> **Short exercise**:
Check each line for the word "unmatched" and give how many have it. Say nothing else.

+===+

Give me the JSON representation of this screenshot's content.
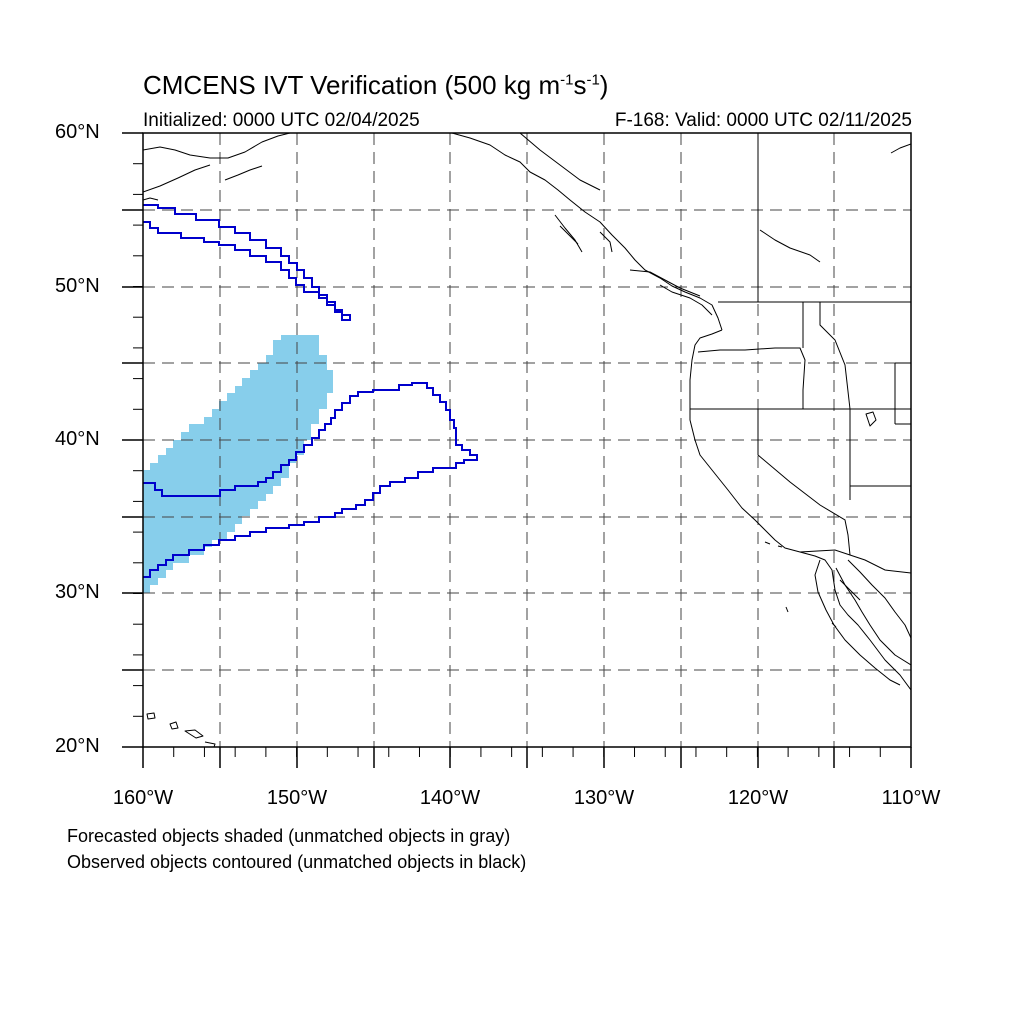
{
  "title": {
    "main": "CMCENS IVT Verification (500 kg m",
    "exp1": "-1",
    "mid": "s",
    "exp2": "-1",
    "close": ")"
  },
  "subtitle_left": "Initialized: 0000 UTC 02/04/2025",
  "subtitle_right": "F-168: Valid: 0000 UTC 02/11/2025",
  "lat_labels": [
    "60°N",
    "50°N",
    "40°N",
    "30°N",
    "20°N"
  ],
  "lon_labels": [
    "160°W",
    "150°W",
    "140°W",
    "130°W",
    "120°W",
    "110°W"
  ],
  "caption_line1": "Forecasted objects shaded (unmatched objects in gray)",
  "caption_line2": "Observed objects contoured (unmatched objects in black)",
  "colors": {
    "forecast_fill": "#87ceeb",
    "observed_contour": "#0000cc",
    "coastline": "#000000",
    "grid": "#444444"
  }
}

+===+

> **Task response**:
2